What the task requires.
Find each line with the word "giải" and copy it.

Entries provided.
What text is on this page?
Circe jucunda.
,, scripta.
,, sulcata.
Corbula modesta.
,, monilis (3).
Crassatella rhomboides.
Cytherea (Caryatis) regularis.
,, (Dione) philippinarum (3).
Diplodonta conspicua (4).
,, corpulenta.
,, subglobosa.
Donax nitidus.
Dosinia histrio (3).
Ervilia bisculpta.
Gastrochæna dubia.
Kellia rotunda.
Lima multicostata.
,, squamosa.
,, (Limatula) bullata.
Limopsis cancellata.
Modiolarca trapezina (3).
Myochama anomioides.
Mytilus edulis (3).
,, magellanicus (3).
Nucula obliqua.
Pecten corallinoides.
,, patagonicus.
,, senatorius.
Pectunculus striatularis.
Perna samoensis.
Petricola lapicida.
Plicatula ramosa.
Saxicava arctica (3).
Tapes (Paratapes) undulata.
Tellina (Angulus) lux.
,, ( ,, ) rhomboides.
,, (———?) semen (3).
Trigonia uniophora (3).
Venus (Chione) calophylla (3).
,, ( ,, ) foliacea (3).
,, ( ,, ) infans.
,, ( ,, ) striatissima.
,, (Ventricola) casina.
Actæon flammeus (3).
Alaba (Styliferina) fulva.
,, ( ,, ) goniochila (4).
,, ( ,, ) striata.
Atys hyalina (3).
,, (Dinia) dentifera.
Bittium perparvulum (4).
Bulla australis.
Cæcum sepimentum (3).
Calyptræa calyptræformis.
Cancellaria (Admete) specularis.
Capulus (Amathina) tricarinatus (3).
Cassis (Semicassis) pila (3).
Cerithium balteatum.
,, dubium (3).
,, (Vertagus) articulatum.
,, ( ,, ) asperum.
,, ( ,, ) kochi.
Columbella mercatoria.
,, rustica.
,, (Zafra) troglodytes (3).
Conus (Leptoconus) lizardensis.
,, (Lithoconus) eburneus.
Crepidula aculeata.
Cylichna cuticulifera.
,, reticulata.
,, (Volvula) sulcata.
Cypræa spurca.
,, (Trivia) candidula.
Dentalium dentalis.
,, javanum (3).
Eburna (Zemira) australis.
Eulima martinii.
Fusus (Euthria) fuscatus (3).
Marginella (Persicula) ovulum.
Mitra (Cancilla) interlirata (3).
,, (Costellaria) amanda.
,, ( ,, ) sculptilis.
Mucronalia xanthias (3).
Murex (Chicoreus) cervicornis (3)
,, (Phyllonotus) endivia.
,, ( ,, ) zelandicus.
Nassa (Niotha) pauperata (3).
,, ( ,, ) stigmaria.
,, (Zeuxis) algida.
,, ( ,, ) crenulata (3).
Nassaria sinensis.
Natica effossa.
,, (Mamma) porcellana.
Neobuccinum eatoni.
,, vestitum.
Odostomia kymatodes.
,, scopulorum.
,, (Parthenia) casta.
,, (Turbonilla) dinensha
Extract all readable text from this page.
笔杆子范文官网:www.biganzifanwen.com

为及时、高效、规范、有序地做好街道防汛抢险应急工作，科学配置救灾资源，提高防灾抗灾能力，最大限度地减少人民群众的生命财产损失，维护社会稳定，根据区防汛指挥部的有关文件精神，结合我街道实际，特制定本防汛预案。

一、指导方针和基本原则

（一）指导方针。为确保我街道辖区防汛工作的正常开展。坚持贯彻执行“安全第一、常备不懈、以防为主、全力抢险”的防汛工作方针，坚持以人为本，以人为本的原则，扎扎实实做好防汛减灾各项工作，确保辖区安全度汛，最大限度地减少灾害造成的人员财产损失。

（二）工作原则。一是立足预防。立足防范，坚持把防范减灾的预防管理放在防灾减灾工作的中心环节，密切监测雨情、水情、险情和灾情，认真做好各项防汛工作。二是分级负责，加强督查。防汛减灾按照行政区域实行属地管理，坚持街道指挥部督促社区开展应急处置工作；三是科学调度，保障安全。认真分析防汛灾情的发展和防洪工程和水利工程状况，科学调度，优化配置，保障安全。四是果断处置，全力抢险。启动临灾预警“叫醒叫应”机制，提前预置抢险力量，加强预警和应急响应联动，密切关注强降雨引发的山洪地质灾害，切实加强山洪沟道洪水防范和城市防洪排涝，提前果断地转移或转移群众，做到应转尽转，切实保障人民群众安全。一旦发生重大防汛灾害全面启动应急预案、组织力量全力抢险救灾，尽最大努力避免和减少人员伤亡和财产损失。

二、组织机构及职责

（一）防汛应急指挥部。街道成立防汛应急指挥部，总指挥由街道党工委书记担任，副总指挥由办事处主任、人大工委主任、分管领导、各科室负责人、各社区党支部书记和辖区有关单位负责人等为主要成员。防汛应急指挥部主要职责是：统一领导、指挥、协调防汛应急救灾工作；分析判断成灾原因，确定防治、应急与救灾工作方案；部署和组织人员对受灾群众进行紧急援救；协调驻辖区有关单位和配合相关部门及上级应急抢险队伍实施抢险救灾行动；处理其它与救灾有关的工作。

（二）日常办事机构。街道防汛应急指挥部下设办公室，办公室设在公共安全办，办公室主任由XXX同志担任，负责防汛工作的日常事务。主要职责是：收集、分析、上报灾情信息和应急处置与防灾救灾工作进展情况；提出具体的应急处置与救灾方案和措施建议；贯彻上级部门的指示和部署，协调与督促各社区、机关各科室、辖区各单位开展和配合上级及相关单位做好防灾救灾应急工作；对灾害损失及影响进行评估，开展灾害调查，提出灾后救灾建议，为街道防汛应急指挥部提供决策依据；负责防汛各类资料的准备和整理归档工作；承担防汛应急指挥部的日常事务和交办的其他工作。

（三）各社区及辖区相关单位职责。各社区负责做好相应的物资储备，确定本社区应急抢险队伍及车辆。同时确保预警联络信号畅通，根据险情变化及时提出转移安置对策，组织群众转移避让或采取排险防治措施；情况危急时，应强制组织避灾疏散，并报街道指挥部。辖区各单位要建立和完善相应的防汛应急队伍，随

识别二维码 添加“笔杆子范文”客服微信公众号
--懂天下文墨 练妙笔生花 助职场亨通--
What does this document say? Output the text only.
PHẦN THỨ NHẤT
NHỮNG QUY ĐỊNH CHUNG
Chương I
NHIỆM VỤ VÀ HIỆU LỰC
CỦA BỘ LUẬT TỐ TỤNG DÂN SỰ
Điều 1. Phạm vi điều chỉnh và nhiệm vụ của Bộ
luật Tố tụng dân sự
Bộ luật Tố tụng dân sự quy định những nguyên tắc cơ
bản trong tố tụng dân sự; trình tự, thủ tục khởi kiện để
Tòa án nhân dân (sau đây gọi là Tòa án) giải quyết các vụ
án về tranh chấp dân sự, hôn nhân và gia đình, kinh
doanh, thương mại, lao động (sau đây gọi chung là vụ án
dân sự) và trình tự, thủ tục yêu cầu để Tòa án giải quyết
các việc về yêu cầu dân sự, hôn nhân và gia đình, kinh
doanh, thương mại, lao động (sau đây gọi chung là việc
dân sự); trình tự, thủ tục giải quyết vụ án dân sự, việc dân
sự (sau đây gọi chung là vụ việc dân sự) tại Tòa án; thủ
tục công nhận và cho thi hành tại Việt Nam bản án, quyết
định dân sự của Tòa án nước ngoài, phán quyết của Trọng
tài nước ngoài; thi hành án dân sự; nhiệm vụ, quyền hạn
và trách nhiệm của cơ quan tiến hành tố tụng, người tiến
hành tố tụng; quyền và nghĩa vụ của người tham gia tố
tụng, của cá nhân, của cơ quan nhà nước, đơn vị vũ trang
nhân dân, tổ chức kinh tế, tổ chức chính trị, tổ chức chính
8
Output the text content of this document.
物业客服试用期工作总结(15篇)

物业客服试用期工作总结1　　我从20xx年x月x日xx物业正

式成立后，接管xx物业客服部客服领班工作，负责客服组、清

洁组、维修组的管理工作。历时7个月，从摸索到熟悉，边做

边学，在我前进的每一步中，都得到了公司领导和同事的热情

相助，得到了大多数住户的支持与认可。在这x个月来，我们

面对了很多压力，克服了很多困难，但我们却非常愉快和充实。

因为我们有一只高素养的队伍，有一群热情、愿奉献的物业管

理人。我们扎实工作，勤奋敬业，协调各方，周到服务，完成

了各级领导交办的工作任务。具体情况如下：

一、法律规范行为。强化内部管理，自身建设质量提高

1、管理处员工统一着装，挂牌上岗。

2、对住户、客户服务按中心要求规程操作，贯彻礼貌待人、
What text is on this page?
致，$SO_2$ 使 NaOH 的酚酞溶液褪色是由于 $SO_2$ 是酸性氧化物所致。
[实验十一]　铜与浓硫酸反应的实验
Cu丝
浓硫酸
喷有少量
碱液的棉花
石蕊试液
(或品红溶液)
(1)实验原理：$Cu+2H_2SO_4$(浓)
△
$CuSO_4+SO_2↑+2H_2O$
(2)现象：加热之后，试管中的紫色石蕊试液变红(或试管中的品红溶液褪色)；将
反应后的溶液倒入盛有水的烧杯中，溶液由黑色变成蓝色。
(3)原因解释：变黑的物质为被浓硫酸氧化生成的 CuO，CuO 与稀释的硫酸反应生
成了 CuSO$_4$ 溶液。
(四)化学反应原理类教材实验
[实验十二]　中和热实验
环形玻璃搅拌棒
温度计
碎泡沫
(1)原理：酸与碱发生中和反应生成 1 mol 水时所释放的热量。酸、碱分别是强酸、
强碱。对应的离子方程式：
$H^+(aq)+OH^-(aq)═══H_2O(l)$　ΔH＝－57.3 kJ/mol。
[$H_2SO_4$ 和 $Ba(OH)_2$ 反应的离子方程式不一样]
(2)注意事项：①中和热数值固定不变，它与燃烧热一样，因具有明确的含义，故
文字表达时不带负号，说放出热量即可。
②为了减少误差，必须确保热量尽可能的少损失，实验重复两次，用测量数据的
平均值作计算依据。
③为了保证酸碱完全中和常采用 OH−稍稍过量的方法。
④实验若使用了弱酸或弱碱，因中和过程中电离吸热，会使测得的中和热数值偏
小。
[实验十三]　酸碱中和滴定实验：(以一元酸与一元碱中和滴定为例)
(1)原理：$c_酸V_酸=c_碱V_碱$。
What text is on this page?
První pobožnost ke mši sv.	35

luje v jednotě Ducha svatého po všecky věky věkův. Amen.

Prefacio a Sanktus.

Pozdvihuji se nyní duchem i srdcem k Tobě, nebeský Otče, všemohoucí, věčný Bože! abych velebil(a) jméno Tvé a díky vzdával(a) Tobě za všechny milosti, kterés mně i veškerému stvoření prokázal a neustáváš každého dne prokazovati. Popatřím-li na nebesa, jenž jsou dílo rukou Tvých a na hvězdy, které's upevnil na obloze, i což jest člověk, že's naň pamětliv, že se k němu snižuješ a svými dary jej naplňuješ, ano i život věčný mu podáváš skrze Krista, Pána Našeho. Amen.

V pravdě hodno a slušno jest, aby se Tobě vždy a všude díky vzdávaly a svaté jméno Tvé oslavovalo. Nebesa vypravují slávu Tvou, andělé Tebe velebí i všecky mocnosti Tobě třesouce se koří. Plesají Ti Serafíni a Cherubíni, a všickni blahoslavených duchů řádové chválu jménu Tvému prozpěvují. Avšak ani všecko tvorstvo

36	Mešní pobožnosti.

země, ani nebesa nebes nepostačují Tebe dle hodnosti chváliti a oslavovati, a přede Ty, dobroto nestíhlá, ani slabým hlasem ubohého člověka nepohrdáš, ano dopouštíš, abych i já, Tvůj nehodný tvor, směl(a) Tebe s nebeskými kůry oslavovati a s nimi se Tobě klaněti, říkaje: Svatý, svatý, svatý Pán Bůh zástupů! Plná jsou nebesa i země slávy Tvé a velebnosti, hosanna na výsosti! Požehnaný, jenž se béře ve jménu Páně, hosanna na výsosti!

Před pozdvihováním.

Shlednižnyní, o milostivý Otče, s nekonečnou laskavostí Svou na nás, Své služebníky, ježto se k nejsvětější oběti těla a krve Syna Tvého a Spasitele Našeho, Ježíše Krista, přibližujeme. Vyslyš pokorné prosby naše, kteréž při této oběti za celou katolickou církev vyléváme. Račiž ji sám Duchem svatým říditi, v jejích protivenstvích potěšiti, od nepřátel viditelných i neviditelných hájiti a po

Output below.
Tòa án nhân dân (sau đây gọi là Tòa án) giải quyết các vụ
dân sự) và trình tự, thủ tục yêu cầu để Tòa án giải quyết
dân sự); trình tự, thủ tục giải quyết vụ án dân sự, việc dân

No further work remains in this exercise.